[Start Input material]

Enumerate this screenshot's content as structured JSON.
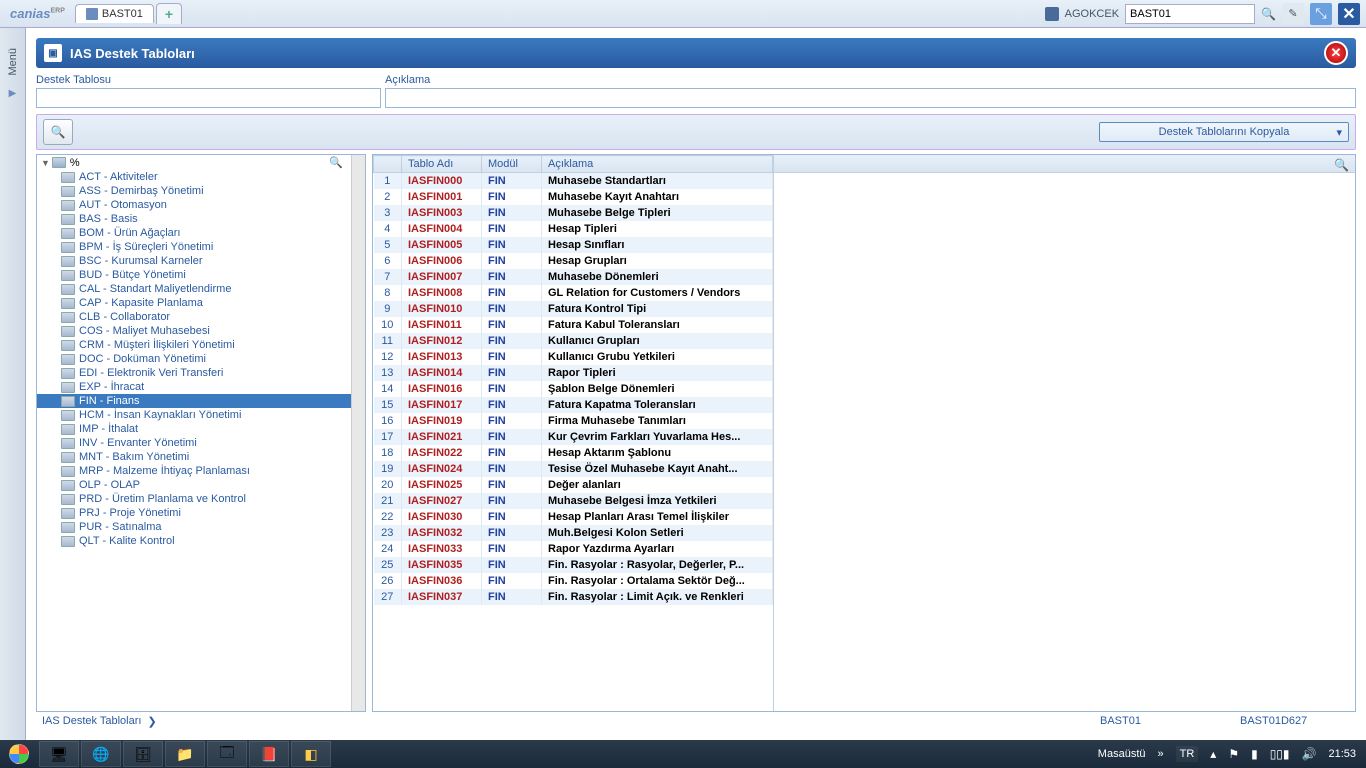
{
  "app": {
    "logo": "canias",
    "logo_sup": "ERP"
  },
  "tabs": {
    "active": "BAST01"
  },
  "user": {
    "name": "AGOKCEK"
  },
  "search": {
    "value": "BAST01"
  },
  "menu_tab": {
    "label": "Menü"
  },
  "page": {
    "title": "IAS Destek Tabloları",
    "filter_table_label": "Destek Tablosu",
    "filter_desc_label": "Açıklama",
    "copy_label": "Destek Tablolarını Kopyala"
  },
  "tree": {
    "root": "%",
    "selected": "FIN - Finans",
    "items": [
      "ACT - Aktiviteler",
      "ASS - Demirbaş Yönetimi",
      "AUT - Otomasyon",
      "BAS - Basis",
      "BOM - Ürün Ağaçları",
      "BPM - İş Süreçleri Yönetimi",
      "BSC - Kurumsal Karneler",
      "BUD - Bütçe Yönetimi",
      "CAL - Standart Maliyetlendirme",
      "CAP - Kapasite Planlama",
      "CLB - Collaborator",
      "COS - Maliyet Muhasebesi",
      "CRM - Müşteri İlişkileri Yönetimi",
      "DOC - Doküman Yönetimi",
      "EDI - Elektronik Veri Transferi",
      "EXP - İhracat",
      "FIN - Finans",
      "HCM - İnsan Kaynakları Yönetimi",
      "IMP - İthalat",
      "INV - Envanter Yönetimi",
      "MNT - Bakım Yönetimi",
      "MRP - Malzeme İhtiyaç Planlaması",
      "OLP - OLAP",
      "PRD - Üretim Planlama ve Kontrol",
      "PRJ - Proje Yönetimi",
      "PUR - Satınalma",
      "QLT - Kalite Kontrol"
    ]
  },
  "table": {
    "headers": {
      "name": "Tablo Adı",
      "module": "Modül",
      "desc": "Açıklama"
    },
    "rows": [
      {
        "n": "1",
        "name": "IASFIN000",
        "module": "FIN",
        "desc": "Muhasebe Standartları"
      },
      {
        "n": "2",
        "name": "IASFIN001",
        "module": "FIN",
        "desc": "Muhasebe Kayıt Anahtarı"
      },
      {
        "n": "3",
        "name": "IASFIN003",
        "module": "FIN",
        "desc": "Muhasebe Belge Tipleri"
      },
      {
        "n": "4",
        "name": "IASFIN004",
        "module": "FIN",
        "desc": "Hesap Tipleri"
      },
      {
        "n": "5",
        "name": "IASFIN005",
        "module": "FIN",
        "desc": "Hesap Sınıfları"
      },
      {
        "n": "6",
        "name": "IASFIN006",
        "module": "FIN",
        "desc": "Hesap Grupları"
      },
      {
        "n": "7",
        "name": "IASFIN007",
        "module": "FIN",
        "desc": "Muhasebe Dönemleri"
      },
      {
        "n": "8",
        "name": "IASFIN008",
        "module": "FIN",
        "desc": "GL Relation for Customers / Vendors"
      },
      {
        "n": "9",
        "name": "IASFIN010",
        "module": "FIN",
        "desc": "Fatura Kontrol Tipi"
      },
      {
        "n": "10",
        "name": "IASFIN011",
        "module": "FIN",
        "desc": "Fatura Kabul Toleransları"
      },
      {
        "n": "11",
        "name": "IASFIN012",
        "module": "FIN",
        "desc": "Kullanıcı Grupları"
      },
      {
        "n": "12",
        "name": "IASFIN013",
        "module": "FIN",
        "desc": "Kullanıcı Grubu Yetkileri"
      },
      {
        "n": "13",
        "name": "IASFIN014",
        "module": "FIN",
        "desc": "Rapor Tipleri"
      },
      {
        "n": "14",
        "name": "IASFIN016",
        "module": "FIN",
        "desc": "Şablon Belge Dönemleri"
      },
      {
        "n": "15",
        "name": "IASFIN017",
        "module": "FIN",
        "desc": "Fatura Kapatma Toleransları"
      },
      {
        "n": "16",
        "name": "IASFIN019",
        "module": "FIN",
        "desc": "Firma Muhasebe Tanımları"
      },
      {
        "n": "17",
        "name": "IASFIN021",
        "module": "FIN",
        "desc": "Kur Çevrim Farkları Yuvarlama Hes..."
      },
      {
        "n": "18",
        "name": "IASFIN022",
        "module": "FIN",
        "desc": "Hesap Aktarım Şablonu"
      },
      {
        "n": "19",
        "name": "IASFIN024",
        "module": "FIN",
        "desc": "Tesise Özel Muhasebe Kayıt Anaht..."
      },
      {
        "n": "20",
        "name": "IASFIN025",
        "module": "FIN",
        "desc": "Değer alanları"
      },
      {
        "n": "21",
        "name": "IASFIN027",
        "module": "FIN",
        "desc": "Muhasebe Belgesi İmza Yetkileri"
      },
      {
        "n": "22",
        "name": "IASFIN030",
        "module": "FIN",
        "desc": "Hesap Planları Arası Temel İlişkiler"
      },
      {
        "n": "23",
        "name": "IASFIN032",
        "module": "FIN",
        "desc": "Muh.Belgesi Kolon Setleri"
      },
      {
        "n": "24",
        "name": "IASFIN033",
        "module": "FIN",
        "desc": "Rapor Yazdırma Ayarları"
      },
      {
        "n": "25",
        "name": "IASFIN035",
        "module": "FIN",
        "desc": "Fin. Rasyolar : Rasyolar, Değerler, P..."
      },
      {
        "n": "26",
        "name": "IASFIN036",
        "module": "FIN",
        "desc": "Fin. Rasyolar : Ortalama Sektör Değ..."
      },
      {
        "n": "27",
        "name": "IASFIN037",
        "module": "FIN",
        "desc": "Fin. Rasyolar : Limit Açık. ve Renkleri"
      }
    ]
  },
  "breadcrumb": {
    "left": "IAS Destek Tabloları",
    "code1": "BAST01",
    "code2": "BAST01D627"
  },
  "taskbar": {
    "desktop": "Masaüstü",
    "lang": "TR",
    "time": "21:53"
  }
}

[End Input material]
[Start Input material]

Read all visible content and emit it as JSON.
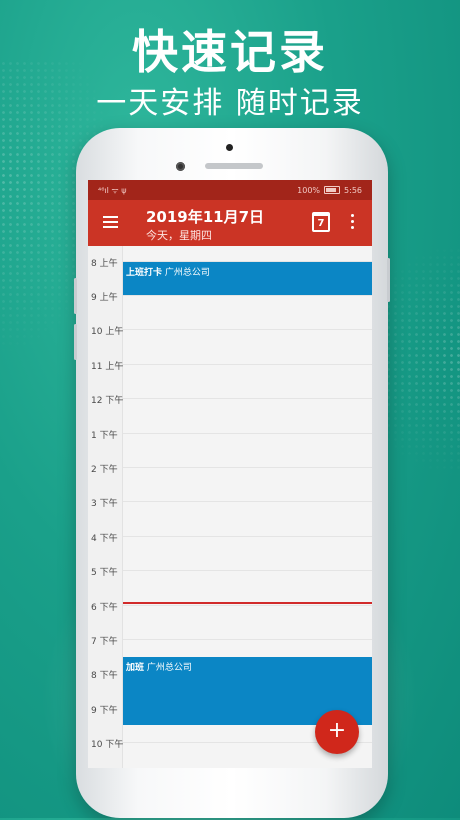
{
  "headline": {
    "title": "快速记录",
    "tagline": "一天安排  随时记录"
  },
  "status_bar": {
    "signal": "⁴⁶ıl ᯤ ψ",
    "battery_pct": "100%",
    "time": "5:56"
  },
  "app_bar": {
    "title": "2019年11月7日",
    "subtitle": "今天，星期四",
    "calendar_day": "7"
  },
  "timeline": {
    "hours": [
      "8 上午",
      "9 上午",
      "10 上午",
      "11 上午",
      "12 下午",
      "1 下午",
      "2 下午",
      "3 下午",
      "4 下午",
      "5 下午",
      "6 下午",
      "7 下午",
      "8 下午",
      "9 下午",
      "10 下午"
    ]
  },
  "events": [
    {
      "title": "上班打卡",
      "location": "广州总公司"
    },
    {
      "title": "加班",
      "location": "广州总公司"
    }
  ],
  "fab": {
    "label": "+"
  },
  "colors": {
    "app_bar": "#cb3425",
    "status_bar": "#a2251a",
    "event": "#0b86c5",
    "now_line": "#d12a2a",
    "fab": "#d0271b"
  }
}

[End Input material]

● **What is being asked**: State how many lines in the records above contain the word "Kullanıcı", and give only that number.

● **Result of the task**: 2